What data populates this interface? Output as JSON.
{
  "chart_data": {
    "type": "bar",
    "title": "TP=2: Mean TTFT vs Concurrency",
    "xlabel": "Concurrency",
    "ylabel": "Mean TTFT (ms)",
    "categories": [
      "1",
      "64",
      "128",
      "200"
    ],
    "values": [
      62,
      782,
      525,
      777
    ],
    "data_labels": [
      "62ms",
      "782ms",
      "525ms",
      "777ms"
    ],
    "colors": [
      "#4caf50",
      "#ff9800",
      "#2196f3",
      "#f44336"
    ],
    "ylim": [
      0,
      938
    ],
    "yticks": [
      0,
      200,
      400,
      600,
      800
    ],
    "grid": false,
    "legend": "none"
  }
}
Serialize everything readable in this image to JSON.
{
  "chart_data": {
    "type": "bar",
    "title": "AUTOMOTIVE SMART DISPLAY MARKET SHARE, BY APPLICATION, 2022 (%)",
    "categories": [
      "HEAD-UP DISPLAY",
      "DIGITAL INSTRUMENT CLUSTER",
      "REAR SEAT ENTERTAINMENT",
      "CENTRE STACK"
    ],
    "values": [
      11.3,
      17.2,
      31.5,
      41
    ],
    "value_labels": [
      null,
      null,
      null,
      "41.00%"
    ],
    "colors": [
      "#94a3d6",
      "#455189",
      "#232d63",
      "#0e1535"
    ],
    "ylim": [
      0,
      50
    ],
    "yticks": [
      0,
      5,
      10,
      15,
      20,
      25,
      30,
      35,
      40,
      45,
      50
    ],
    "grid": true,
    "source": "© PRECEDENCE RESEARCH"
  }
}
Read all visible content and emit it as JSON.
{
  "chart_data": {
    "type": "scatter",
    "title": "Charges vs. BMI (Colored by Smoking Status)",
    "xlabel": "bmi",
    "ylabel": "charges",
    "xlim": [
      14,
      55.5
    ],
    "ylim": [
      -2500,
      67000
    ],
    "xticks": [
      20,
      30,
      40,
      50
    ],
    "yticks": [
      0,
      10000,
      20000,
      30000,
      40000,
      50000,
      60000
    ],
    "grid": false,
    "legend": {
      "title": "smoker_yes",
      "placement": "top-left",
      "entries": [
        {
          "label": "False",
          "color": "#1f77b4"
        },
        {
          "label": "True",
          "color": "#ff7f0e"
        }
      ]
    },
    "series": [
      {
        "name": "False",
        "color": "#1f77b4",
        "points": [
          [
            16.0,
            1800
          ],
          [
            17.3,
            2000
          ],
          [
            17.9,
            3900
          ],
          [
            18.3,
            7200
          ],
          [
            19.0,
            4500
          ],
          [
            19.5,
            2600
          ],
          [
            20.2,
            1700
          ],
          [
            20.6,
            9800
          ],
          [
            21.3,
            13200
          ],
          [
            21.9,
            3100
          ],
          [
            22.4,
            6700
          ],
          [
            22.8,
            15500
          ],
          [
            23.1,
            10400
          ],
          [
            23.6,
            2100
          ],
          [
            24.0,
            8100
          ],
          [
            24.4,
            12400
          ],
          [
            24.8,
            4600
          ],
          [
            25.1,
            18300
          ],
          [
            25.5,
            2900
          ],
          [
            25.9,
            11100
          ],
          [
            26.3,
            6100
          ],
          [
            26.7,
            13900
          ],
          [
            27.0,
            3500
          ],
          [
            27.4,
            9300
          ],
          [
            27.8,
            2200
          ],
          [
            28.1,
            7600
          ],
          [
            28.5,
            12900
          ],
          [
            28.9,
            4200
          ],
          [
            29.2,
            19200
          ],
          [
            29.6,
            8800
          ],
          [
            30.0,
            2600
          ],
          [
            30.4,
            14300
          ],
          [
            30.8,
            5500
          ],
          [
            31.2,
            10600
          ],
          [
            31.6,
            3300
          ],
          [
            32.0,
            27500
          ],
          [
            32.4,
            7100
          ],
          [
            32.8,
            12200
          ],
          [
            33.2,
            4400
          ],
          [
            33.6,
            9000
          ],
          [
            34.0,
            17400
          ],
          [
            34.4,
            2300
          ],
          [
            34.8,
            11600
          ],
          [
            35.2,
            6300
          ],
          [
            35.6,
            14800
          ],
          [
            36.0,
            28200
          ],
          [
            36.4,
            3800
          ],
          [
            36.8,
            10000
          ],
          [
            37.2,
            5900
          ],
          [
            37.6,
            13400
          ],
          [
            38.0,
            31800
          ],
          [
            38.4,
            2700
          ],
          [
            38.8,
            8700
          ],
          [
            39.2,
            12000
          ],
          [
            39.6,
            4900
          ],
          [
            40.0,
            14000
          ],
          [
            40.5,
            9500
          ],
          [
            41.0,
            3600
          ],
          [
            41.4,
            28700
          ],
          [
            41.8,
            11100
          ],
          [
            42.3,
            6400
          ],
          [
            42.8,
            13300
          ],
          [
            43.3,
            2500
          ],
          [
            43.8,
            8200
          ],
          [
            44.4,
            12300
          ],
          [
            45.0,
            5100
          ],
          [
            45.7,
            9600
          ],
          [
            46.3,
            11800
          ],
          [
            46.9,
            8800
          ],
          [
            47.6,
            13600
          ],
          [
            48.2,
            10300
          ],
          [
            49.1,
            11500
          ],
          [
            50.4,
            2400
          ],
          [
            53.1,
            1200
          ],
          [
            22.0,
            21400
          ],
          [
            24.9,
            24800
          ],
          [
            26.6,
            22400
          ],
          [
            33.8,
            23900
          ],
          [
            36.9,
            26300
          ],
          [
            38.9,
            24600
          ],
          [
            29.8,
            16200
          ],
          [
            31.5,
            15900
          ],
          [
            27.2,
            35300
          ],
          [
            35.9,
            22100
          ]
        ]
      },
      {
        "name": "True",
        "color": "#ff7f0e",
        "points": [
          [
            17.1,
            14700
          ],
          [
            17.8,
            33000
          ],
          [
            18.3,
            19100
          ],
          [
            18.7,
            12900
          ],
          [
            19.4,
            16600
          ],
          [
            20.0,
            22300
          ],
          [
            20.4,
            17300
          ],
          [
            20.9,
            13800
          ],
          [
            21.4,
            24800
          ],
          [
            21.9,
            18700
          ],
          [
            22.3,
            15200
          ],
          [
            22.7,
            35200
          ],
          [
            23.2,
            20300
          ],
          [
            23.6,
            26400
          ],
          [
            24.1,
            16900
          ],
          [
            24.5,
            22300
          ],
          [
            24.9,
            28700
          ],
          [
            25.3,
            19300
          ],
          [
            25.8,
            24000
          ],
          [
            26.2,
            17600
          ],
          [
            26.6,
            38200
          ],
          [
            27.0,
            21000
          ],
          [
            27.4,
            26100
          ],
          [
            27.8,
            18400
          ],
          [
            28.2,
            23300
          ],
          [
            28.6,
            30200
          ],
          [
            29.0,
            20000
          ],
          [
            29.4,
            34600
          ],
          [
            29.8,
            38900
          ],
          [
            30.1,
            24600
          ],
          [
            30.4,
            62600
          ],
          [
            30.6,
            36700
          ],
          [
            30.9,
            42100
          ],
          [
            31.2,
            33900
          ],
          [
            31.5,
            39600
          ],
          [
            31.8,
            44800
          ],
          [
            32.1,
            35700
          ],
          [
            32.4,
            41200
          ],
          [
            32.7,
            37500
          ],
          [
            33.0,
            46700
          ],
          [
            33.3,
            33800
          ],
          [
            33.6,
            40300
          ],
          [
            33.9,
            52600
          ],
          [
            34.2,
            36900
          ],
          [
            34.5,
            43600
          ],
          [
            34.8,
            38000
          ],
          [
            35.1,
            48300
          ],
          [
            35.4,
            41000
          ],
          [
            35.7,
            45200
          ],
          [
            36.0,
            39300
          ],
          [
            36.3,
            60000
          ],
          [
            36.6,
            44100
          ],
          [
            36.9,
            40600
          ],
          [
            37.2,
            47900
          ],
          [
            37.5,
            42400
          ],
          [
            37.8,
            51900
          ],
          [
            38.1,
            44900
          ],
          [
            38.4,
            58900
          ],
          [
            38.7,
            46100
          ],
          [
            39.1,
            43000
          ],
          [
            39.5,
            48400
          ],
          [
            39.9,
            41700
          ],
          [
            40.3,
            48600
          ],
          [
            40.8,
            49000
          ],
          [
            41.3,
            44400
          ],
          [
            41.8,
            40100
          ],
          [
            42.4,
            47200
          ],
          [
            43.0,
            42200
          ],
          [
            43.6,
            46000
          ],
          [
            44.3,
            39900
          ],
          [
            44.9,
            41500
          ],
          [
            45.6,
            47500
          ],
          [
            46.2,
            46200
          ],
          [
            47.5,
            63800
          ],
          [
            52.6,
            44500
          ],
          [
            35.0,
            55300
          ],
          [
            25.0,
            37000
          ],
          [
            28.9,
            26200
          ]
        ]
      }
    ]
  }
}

# # # #

* [TO DO]: Pull out and copy each line containing the string "DISPLAY".

* [THE COMPLETED TASK]:
    "title": "AUTOMOTIVE SMART DISPLAY MARKET SHARE, BY APPLICATION, 2022 (%)",
      "HEAD-UP DISPLAY",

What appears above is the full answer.